WRITTEN PROBLEM A:
Output the listing lines exactly as they appear, everything from the line containing "Give me the" down to the line containing "slice-label: Payroll Diversion", with both of those lines included. Leave the pictures out of your answer.

SELECTION:

Period Sketch of the Mason Family Home at Selma
The USS San Jacinto had been constructed in 1852 as an experimental frigate, designed to test steam powered screw propulsion. She had experienced varied success with the new technology, but had always had sail to fall back on. In August of 1861 command of the vessel passed to Captain Charles Wilkes. Early that month Wilkes had set sail for Cuba in hopes of replenishing his supply of coal. It was here, in the coastal city of Cienfuegos, that Captain Wilkes inserted himself and his ship into the sphere of international intrigue.
Captain Wilkes departed Cuba on November 8, 1861, and stationed his ship at a narrow point in the Old Bahama Channel, about 230 miles east of Havana. About noon he spotted a British steam powered mail packet named the Trent headed his way. An intercept course was quickly plotted and the USS San Jacinto bounded away on its mission to seize the vessel.
Captain Charles Wilkes “sighted the Trent and ordered one warning shot followed by a second shot across the bow. With this the Trent hove to.” Wilkes ordered his executive officer, Lieutenant Donald McNeill Fairfax, to board the British vessel with a contingent of armed marines. His instructions were to seize the ship and declare it “a prize to be taken to a prize court for adjudication.” Fairfax, however, came away with the subjects of his assault, the two Confederate commissioners, John Slidell and James Murray Mason. Their secretaries were also nabbed.

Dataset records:
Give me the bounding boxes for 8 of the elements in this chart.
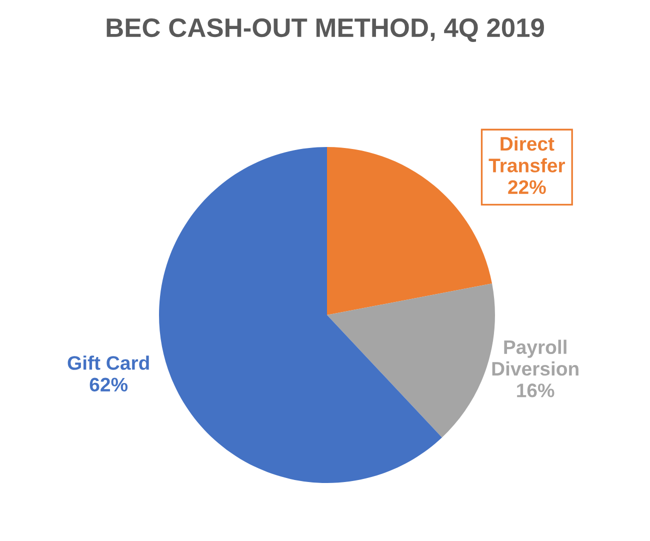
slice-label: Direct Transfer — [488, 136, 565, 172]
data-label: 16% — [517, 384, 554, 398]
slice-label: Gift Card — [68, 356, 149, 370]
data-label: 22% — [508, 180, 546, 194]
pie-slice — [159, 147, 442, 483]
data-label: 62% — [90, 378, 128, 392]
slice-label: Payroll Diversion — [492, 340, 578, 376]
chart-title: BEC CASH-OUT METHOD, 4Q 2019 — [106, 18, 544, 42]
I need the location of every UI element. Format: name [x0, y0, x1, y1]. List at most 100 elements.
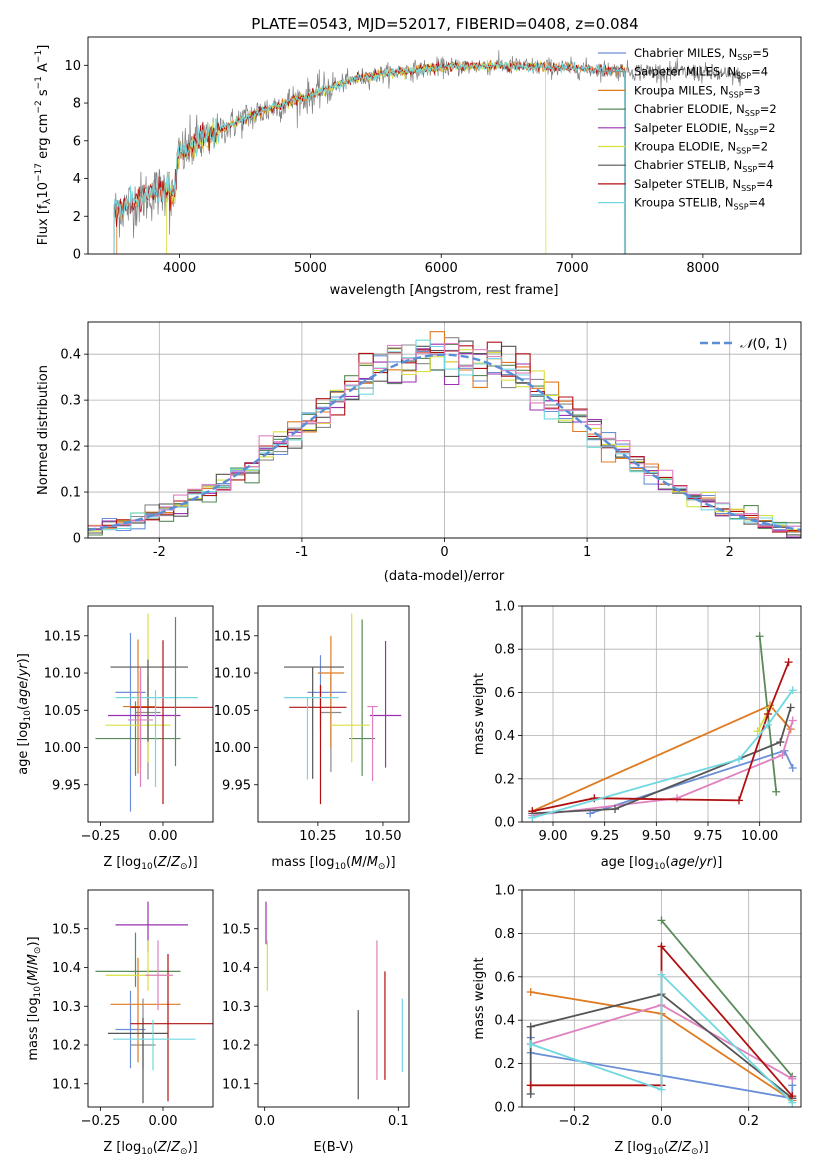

...

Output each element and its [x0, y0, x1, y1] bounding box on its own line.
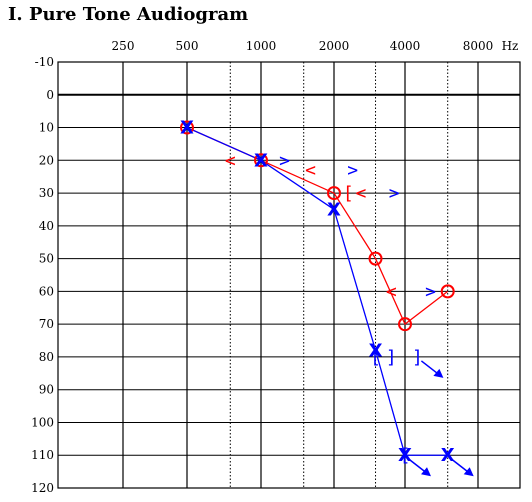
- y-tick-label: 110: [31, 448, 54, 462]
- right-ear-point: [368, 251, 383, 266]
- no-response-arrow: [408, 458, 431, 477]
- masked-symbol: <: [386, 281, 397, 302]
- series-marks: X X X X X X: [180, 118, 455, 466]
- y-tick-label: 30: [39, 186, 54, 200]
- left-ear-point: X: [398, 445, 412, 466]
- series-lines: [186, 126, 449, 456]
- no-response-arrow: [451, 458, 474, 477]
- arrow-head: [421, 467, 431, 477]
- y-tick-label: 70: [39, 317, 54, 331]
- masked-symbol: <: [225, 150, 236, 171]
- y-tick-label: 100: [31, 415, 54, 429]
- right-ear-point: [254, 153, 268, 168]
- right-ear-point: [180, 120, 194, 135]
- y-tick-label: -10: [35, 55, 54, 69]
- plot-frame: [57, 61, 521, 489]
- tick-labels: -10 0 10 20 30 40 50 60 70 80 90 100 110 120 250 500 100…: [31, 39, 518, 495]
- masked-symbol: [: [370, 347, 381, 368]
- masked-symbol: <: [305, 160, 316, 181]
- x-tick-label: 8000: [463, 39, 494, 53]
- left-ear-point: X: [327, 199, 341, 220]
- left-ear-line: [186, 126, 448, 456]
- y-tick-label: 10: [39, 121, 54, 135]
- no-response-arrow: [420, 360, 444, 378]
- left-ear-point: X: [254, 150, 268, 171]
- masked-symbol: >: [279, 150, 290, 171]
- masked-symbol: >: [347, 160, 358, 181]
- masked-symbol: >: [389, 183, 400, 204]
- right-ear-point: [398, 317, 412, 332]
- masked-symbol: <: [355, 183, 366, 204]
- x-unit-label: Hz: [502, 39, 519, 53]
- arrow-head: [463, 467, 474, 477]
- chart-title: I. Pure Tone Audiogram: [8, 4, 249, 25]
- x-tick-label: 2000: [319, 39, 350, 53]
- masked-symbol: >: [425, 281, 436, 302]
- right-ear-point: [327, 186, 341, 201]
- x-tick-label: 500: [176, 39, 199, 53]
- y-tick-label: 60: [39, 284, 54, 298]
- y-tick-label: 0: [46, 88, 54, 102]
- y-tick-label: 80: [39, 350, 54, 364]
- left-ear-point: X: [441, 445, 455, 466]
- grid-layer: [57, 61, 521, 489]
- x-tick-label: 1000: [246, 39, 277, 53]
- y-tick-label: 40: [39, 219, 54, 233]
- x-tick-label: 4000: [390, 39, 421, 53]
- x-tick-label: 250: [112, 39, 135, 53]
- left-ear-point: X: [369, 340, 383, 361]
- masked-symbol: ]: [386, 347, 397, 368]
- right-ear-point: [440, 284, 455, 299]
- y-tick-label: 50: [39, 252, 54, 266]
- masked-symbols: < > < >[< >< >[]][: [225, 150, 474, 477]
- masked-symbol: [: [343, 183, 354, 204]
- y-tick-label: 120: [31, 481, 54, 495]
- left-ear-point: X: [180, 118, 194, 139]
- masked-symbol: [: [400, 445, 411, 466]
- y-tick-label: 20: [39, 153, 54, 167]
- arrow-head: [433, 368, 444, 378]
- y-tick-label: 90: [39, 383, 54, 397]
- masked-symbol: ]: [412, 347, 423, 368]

...

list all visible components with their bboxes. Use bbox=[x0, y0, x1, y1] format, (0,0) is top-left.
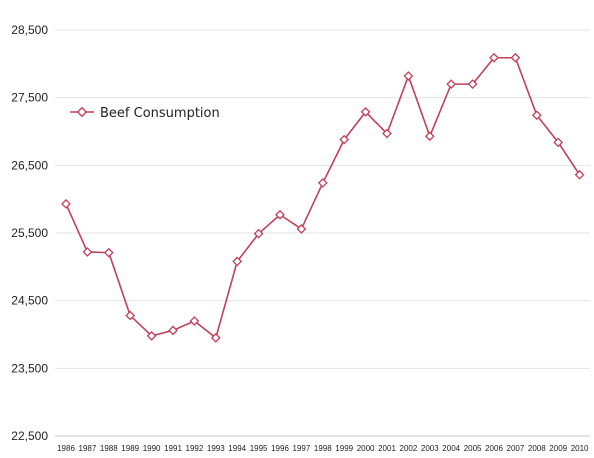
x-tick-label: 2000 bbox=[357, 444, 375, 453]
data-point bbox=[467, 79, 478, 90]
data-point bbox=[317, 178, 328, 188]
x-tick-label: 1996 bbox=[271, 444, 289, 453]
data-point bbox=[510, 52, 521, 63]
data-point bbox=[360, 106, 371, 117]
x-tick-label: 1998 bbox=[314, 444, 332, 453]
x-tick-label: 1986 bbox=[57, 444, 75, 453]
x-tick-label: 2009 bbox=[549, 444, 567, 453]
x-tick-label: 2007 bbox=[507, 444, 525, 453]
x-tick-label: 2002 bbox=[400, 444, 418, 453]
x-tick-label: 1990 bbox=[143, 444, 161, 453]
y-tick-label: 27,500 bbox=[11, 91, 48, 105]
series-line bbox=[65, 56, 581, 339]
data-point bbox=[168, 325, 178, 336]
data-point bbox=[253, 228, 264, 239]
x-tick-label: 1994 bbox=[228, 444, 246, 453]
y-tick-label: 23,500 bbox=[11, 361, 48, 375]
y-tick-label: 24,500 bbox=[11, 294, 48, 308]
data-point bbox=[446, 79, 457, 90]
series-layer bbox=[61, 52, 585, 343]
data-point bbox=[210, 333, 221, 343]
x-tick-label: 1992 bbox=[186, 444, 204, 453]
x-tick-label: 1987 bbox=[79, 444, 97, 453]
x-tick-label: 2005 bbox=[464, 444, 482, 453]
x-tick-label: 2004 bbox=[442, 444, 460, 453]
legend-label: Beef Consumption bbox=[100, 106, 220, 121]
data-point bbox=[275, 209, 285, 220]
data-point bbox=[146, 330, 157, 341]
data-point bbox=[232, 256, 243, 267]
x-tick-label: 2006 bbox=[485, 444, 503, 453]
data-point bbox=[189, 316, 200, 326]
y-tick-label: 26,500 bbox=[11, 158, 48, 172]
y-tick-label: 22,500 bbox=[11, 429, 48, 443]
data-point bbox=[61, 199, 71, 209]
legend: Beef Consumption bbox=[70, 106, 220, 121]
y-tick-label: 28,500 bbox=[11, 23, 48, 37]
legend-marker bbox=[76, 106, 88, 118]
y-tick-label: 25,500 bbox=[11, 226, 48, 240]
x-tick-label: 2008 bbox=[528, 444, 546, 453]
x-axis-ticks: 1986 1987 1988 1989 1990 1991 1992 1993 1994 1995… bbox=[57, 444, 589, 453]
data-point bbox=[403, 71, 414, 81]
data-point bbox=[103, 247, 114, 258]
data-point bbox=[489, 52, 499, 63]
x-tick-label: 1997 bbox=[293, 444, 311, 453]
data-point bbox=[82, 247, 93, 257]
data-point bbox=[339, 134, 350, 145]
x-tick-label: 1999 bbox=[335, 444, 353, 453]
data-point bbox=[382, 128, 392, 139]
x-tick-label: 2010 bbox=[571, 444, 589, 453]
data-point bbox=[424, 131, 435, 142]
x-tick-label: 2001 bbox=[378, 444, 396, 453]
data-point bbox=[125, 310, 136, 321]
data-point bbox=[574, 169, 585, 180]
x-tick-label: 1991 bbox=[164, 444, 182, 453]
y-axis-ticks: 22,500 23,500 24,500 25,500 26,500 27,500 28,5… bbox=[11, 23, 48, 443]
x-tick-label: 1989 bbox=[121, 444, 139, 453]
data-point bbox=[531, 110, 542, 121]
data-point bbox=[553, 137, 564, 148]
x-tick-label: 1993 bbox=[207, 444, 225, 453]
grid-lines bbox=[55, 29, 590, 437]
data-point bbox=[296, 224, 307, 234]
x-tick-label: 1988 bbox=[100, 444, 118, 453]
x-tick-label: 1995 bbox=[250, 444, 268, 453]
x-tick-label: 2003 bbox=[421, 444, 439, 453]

WRITTEN PROBLEM B:
Answer these questions using the San Jacinto passage:
(i) In what year was the USS San Jacinto constructed?
(ii) About how far east of Havana did Captain Wilkes station his ship?
(iii) Whom did Wilkes order to board the British vessel?

WRITTEN REPLY A:
Give me the bounding boxes for 8 of the elements in this chart.
slice-label: Direct Transfer — [488, 136, 565, 172]
data-label: 16% — [517, 384, 554, 398]
slice-label: Gift Card — [68, 356, 149, 370]
data-label: 22% — [508, 180, 546, 194]
pie-slice — [159, 147, 442, 483]
data-label: 62% — [90, 378, 128, 392]
slice-label: Payroll Diversion — [492, 340, 578, 376]

WRITTEN REPLY B:
(i) 1852
(ii) About 230 miles
(iii) His executive officer, Lieutenant Donald McNeill Fairfax